*** SUPPLIED MATERIAL

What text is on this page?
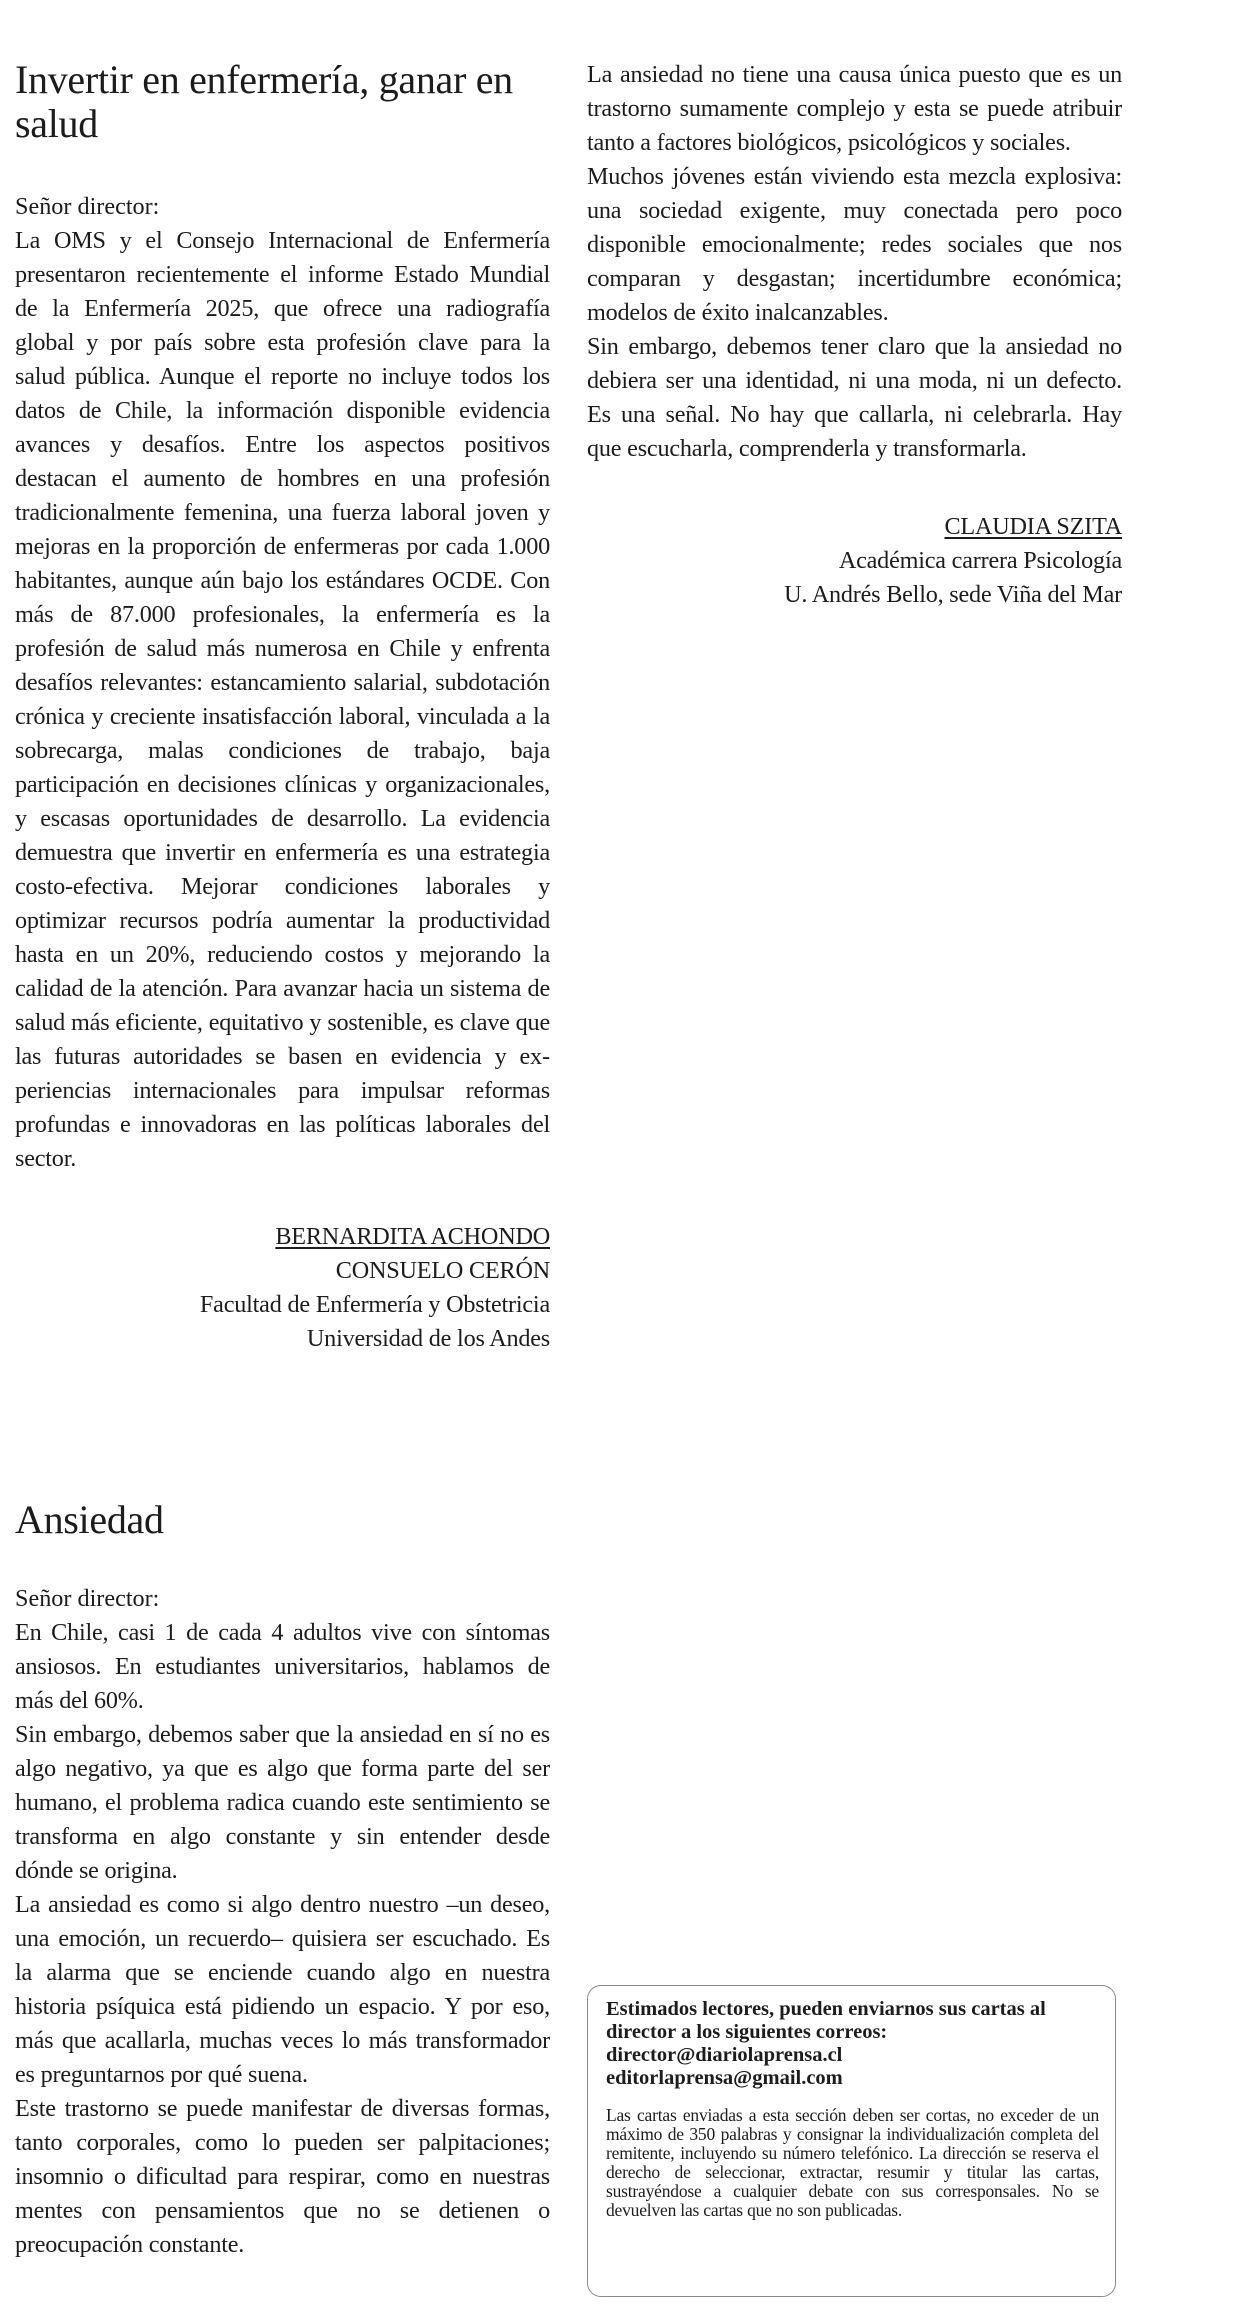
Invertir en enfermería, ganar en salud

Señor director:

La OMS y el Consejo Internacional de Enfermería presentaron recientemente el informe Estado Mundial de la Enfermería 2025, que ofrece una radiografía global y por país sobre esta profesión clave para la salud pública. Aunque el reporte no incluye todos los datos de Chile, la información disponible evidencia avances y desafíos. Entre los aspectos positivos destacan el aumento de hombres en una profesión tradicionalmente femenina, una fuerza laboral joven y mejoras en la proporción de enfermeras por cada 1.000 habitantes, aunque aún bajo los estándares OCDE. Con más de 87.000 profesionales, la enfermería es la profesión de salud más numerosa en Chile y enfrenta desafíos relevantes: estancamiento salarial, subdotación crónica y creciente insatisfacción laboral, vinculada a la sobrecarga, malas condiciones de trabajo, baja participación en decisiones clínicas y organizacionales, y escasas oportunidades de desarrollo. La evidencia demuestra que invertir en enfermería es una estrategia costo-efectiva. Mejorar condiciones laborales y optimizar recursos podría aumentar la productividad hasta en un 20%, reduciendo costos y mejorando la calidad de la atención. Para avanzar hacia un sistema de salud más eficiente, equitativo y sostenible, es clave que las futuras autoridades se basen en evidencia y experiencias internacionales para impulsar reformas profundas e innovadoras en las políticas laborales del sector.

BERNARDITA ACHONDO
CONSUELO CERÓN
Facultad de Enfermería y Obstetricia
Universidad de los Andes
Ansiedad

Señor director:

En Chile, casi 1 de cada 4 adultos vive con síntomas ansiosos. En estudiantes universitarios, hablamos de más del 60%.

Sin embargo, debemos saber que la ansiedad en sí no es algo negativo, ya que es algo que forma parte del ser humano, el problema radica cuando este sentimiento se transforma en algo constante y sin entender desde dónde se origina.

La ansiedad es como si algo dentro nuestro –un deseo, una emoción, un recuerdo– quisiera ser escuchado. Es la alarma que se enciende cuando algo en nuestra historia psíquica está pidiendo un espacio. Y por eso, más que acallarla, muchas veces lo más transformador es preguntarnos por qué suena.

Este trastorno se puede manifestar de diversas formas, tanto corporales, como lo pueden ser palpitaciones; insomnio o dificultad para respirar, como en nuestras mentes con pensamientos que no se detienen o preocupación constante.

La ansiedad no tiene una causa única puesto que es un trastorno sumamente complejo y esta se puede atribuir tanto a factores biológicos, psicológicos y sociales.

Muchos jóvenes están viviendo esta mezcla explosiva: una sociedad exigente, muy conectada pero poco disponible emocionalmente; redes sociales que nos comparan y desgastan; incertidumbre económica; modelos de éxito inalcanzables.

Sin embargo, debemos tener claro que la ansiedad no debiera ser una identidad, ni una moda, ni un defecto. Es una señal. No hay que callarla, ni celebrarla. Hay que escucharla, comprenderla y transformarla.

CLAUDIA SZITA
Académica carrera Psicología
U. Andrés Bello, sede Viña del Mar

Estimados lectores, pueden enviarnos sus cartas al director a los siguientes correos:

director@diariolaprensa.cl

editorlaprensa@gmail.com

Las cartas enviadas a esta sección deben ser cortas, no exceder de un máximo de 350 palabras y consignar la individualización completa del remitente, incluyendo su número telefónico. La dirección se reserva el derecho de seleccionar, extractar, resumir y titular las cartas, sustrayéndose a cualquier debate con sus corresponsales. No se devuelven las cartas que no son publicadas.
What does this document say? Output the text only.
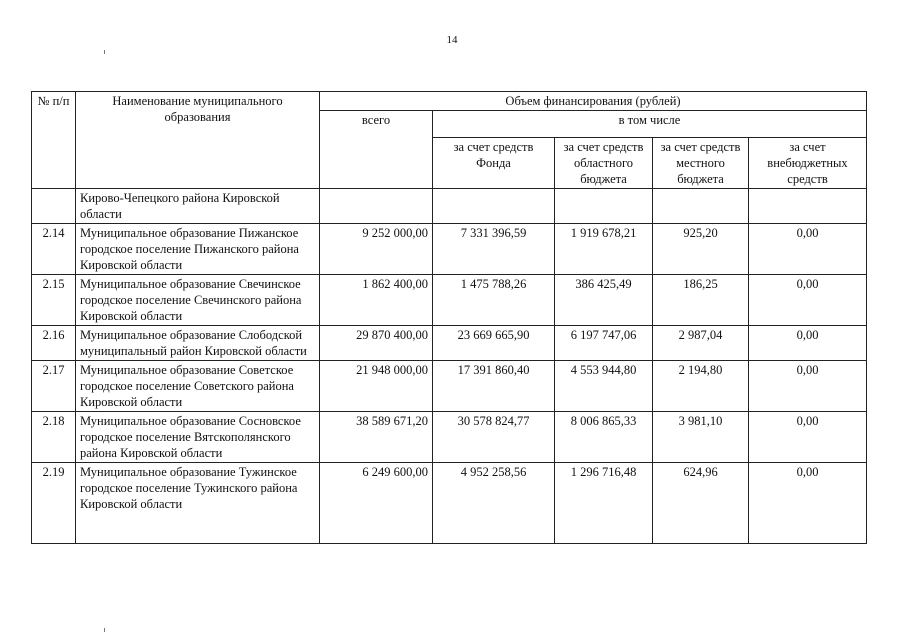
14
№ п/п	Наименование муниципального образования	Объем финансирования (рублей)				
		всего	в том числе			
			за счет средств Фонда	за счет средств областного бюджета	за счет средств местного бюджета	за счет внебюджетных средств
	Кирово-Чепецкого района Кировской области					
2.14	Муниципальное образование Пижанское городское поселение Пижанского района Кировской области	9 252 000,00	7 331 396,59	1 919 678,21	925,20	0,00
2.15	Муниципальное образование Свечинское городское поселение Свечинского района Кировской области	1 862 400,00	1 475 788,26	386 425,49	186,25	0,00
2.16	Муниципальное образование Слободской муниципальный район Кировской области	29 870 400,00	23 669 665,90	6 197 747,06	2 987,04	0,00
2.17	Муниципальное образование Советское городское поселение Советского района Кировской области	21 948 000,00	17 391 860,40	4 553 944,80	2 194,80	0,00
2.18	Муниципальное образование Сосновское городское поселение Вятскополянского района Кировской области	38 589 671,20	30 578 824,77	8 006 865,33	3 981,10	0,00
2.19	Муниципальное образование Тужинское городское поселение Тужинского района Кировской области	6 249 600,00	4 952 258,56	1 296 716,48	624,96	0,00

******

### OBJECTIVE
Looking at the records above, extract only the lines from the one with "What does this" through the last line, exactly, with the pictures left out.

### SOLUTION TO THIS TASK
What does this document say? Output the text only.
14
№ п/п	Наименование муниципального образования	Объем финансирования (рублей)				
		всего	в том числе			
			за счет средств Фонда	за счет средств областного бюджета	за счет средств местного бюджета	за счет внебюджетных средств
	Кирово-Чепецкого района Кировской области					
2.14	Муниципальное образование Пижанское городское поселение Пижанского района Кировской области	9 252 000,00	7 331 396,59	1 919 678,21	925,20	0,00
2.15	Муниципальное образование Свечинское городское поселение Свечинского района Кировской области	1 862 400,00	1 475 788,26	386 425,49	186,25	0,00
2.16	Муниципальное образование Слободской муниципальный район Кировской области	29 870 400,00	23 669 665,90	6 197 747,06	2 987,04	0,00
2.17	Муниципальное образование Советское городское поселение Советского района Кировской области	21 948 000,00	17 391 860,40	4 553 944,80	2 194,80	0,00
2.18	Муниципальное образование Сосновское городское поселение Вятскополянского района Кировской области	38 589 671,20	30 578 824,77	8 006 865,33	3 981,10	0,00
2.19	Муниципальное образование Тужинское городское поселение Тужинского района Кировской области	6 249 600,00	4 952 258,56	1 296 716,48	624,96	0,00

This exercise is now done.